#### Work to complete:
Wherever the word "Objects" turns up in a line of the entries, copy that line.

* start *

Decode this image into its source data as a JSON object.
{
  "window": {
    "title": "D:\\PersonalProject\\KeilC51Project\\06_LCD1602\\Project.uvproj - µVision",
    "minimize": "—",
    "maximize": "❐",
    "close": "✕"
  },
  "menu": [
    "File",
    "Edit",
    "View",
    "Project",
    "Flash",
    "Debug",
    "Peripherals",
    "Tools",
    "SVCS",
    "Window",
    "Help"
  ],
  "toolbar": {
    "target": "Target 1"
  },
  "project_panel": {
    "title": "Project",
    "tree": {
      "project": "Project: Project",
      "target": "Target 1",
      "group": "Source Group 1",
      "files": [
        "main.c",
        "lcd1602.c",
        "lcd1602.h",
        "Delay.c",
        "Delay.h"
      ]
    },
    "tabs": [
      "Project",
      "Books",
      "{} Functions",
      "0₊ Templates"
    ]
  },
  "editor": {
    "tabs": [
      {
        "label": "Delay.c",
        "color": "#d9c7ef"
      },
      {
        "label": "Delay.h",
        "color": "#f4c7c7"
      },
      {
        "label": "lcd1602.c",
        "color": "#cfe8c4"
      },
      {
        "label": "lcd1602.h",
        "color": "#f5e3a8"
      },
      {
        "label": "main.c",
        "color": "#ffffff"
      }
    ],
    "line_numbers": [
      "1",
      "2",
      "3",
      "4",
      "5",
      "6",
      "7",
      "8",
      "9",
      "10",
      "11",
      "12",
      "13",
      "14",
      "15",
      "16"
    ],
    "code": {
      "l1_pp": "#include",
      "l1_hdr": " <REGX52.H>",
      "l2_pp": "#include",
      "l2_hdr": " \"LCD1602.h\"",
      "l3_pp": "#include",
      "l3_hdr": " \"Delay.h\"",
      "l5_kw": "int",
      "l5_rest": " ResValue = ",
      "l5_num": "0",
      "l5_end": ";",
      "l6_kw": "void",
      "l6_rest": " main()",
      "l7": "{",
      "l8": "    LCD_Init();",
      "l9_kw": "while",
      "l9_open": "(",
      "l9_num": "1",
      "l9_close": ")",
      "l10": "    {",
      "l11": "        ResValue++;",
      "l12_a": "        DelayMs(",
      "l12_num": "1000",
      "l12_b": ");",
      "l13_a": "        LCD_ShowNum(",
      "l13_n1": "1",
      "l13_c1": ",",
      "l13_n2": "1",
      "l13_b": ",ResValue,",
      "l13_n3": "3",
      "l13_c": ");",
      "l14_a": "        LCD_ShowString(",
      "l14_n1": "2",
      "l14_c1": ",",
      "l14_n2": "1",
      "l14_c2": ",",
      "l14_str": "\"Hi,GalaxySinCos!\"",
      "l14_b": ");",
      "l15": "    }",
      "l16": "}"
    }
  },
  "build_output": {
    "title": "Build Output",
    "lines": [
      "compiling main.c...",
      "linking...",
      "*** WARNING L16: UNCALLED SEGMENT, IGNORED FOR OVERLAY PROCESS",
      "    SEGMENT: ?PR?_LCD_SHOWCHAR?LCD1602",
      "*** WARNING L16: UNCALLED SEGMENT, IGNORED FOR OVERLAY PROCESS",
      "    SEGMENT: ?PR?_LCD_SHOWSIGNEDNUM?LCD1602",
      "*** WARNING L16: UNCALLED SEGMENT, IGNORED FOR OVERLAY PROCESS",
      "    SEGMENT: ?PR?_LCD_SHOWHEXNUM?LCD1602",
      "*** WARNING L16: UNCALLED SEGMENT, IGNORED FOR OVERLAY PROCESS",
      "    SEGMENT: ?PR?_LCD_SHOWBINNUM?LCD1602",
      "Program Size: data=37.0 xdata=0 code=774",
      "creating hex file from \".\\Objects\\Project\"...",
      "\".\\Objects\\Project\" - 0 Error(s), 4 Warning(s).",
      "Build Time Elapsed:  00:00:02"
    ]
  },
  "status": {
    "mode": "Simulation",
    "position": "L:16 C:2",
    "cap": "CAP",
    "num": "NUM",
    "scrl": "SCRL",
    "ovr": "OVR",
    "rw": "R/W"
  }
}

* end *

#### Solution to this exercise:
      "creating hex file from \".\\Objects\\Project\"...",
      "\".\\Objects\\Project\" - 0 Error(s), 4 Warning(s).",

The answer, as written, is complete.